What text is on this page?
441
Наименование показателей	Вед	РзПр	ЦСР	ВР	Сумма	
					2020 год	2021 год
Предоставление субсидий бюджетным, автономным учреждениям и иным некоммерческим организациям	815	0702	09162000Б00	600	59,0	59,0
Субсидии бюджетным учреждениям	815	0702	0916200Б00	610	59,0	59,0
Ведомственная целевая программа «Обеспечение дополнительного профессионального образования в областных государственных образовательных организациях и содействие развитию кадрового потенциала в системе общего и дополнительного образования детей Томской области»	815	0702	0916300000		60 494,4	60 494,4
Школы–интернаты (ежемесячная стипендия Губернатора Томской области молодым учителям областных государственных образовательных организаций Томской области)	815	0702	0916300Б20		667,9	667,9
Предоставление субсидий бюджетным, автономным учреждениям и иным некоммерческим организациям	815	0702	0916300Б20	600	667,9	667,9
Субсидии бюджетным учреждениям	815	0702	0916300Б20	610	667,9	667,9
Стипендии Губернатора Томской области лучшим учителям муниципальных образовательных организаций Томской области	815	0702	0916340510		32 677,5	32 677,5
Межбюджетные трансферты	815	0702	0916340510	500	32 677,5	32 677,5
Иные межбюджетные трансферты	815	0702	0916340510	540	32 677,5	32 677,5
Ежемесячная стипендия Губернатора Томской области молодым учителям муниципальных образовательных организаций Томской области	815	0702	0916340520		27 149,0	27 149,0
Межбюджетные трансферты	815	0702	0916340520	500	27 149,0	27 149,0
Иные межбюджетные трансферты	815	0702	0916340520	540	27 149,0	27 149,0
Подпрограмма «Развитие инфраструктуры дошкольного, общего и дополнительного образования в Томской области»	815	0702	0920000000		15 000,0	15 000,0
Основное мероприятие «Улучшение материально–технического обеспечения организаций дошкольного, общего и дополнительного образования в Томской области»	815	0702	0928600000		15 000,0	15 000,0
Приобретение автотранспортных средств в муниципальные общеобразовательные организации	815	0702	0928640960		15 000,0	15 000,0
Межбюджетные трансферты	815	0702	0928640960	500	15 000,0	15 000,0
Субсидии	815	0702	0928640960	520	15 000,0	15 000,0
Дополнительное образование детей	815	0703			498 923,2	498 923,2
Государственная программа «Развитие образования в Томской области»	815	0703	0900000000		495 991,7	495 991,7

DIRECTIONS: Looking at the entries above, how many lines contain the word "Иные"? Answer with the number alone.

ANSWER TO THIS TASK: 2